╔══

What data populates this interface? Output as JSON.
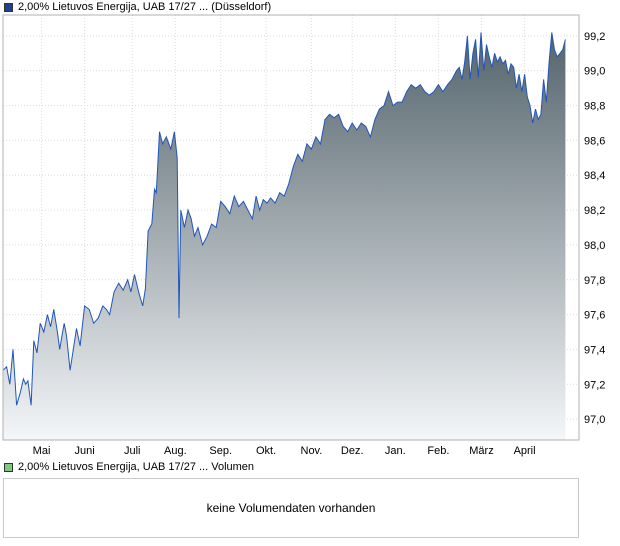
{
  "legend": {
    "price_label": "2,00% Lietuvos Energija, UAB 17/27 ... (Düsseldorf)",
    "price_color": "#1f3f8f",
    "volume_label": "2,00% Lietuvos Energija, UAB 17/27 ... Volumen",
    "volume_color": "#7fc97f"
  },
  "volume": {
    "message": "keine Volumendaten vorhanden"
  },
  "chart_data": {
    "type": "area",
    "title": "",
    "xlabel": "",
    "ylabel": "",
    "grid": true,
    "y_axis_side": "right",
    "ylim": [
      96.88,
      99.32
    ],
    "yticks": [
      "97,0",
      "97,2",
      "97,4",
      "97,6",
      "97,8",
      "98,0",
      "98,2",
      "98,4",
      "98,6",
      "98,8",
      "99,0",
      "99,2"
    ],
    "ytick_values": [
      97.0,
      97.2,
      97.4,
      97.6,
      97.8,
      98.0,
      98.2,
      98.4,
      98.6,
      98.8,
      99.0,
      99.2
    ],
    "xlim": [
      0,
      12.7
    ],
    "xticks": [
      "Mai",
      "Juni",
      "Juli",
      "Aug.",
      "Sep.",
      "Okt.",
      "Nov.",
      "Dez.",
      "Jan.",
      "Feb.",
      "März",
      "April"
    ],
    "xtick_positions": [
      0.85,
      1.8,
      2.85,
      3.8,
      4.8,
      5.8,
      6.8,
      7.7,
      8.65,
      9.6,
      10.55,
      11.5
    ],
    "line_color": "#2255bb",
    "fill_top_color": "#54646c",
    "fill_bottom_color": "#f4f6f8",
    "series": [
      {
        "values": [
          [
            0.0,
            97.28
          ],
          [
            0.08,
            97.3
          ],
          [
            0.15,
            97.2
          ],
          [
            0.22,
            97.4
          ],
          [
            0.3,
            97.08
          ],
          [
            0.38,
            97.15
          ],
          [
            0.45,
            97.23
          ],
          [
            0.5,
            97.2
          ],
          [
            0.55,
            97.22
          ],
          [
            0.62,
            97.08
          ],
          [
            0.68,
            97.45
          ],
          [
            0.75,
            97.38
          ],
          [
            0.82,
            97.55
          ],
          [
            0.9,
            97.5
          ],
          [
            0.98,
            97.6
          ],
          [
            1.05,
            97.53
          ],
          [
            1.12,
            97.63
          ],
          [
            1.2,
            97.5
          ],
          [
            1.25,
            97.4
          ],
          [
            1.3,
            97.48
          ],
          [
            1.35,
            97.55
          ],
          [
            1.4,
            97.48
          ],
          [
            1.48,
            97.28
          ],
          [
            1.55,
            97.4
          ],
          [
            1.62,
            97.52
          ],
          [
            1.7,
            97.42
          ],
          [
            1.8,
            97.65
          ],
          [
            1.9,
            97.63
          ],
          [
            2.0,
            97.55
          ],
          [
            2.1,
            97.58
          ],
          [
            2.2,
            97.65
          ],
          [
            2.28,
            97.63
          ],
          [
            2.35,
            97.6
          ],
          [
            2.45,
            97.73
          ],
          [
            2.55,
            97.78
          ],
          [
            2.65,
            97.74
          ],
          [
            2.75,
            97.8
          ],
          [
            2.82,
            97.73
          ],
          [
            2.9,
            97.83
          ],
          [
            3.0,
            97.72
          ],
          [
            3.08,
            97.65
          ],
          [
            3.14,
            97.75
          ],
          [
            3.2,
            98.08
          ],
          [
            3.28,
            98.12
          ],
          [
            3.34,
            98.32
          ],
          [
            3.38,
            98.3
          ],
          [
            3.45,
            98.65
          ],
          [
            3.52,
            98.58
          ],
          [
            3.6,
            98.62
          ],
          [
            3.7,
            98.55
          ],
          [
            3.78,
            98.65
          ],
          [
            3.84,
            98.5
          ],
          [
            3.88,
            97.58
          ],
          [
            3.92,
            98.2
          ],
          [
            4.0,
            98.1
          ],
          [
            4.08,
            98.2
          ],
          [
            4.15,
            98.15
          ],
          [
            4.22,
            98.05
          ],
          [
            4.3,
            98.1
          ],
          [
            4.4,
            98.0
          ],
          [
            4.5,
            98.05
          ],
          [
            4.6,
            98.12
          ],
          [
            4.7,
            98.1
          ],
          [
            4.8,
            98.25
          ],
          [
            4.9,
            98.22
          ],
          [
            5.0,
            98.18
          ],
          [
            5.1,
            98.28
          ],
          [
            5.2,
            98.22
          ],
          [
            5.3,
            98.25
          ],
          [
            5.4,
            98.2
          ],
          [
            5.5,
            98.15
          ],
          [
            5.58,
            98.28
          ],
          [
            5.66,
            98.2
          ],
          [
            5.74,
            98.26
          ],
          [
            5.82,
            98.24
          ],
          [
            5.9,
            98.27
          ],
          [
            6.0,
            98.24
          ],
          [
            6.1,
            98.3
          ],
          [
            6.2,
            98.28
          ],
          [
            6.3,
            98.35
          ],
          [
            6.4,
            98.45
          ],
          [
            6.5,
            98.52
          ],
          [
            6.6,
            98.48
          ],
          [
            6.7,
            98.58
          ],
          [
            6.8,
            98.55
          ],
          [
            6.9,
            98.62
          ],
          [
            7.0,
            98.58
          ],
          [
            7.1,
            98.72
          ],
          [
            7.2,
            98.75
          ],
          [
            7.3,
            98.73
          ],
          [
            7.4,
            98.75
          ],
          [
            7.5,
            98.68
          ],
          [
            7.6,
            98.65
          ],
          [
            7.7,
            98.7
          ],
          [
            7.8,
            98.66
          ],
          [
            7.9,
            98.7
          ],
          [
            8.0,
            98.68
          ],
          [
            8.1,
            98.62
          ],
          [
            8.2,
            98.72
          ],
          [
            8.3,
            98.78
          ],
          [
            8.4,
            98.8
          ],
          [
            8.5,
            98.88
          ],
          [
            8.6,
            98.8
          ],
          [
            8.7,
            98.82
          ],
          [
            8.8,
            98.82
          ],
          [
            8.9,
            98.88
          ],
          [
            9.0,
            98.92
          ],
          [
            9.1,
            98.9
          ],
          [
            9.2,
            98.92
          ],
          [
            9.3,
            98.88
          ],
          [
            9.4,
            98.86
          ],
          [
            9.5,
            98.88
          ],
          [
            9.6,
            98.92
          ],
          [
            9.7,
            98.88
          ],
          [
            9.8,
            98.92
          ],
          [
            9.9,
            98.95
          ],
          [
            10.0,
            99.0
          ],
          [
            10.06,
            99.02
          ],
          [
            10.12,
            98.95
          ],
          [
            10.18,
            99.05
          ],
          [
            10.24,
            99.2
          ],
          [
            10.3,
            98.95
          ],
          [
            10.36,
            99.1
          ],
          [
            10.42,
            99.18
          ],
          [
            10.48,
            98.96
          ],
          [
            10.54,
            99.22
          ],
          [
            10.6,
            99.0
          ],
          [
            10.66,
            99.15
          ],
          [
            10.72,
            99.08
          ],
          [
            10.78,
            99.02
          ],
          [
            10.84,
            99.1
          ],
          [
            10.9,
            99.05
          ],
          [
            10.96,
            99.08
          ],
          [
            11.02,
            99.04
          ],
          [
            11.08,
            99.06
          ],
          [
            11.14,
            98.98
          ],
          [
            11.2,
            99.04
          ],
          [
            11.26,
            99.02
          ],
          [
            11.32,
            98.9
          ],
          [
            11.38,
            98.98
          ],
          [
            11.44,
            98.88
          ],
          [
            11.5,
            98.98
          ],
          [
            11.56,
            98.85
          ],
          [
            11.62,
            98.8
          ],
          [
            11.68,
            98.7
          ],
          [
            11.74,
            98.78
          ],
          [
            11.8,
            98.72
          ],
          [
            11.86,
            98.75
          ],
          [
            11.92,
            98.95
          ],
          [
            11.98,
            98.82
          ],
          [
            12.04,
            99.05
          ],
          [
            12.1,
            99.22
          ],
          [
            12.16,
            99.12
          ],
          [
            12.22,
            99.08
          ],
          [
            12.28,
            99.1
          ],
          [
            12.34,
            99.12
          ],
          [
            12.4,
            99.18
          ]
        ]
      }
    ]
  }
}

╚══

» **Exercise directions**: Pull out every line above that holds the word "Energija".

» **Response to this exercise**:
    "price_label": "2,00% Lietuvos Energija, UAB 17/27 ... (Düsseldorf)",
    "volume_label": "2,00% Lietuvos Energija, UAB 17/27 ... Volumen",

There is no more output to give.